■ Material for the task:
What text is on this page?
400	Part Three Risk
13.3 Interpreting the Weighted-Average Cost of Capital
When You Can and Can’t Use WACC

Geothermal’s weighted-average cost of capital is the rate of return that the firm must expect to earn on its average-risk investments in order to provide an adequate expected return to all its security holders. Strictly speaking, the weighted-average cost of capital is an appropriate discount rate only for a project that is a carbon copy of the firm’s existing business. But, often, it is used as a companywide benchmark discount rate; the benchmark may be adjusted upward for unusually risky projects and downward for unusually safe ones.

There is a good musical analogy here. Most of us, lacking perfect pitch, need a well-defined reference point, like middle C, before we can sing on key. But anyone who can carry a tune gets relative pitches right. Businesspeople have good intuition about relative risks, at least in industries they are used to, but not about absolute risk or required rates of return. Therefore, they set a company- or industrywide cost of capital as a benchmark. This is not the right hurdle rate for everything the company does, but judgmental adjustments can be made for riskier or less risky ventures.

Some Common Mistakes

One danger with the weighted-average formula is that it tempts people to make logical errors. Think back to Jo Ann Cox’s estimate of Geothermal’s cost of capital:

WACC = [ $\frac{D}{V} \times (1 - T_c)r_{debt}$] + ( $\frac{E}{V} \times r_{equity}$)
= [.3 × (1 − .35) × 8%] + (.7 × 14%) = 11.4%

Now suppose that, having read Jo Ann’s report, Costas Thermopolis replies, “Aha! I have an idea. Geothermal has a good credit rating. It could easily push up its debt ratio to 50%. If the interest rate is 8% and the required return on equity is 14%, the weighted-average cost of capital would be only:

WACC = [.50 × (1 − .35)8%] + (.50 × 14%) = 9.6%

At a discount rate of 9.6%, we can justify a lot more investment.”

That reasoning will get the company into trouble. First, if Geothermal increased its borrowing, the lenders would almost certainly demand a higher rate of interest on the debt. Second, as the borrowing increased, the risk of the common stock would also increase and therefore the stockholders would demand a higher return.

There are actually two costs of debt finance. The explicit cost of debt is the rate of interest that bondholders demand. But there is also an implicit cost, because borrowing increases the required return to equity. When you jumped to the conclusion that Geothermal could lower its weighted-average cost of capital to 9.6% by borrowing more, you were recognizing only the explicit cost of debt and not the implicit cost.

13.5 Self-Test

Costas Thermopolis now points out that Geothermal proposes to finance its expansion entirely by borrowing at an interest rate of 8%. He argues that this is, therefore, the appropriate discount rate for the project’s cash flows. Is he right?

■ To do:
The records are above. How many lines in them contain the word "project"? Give the number alone.

■ Answer for the task:
2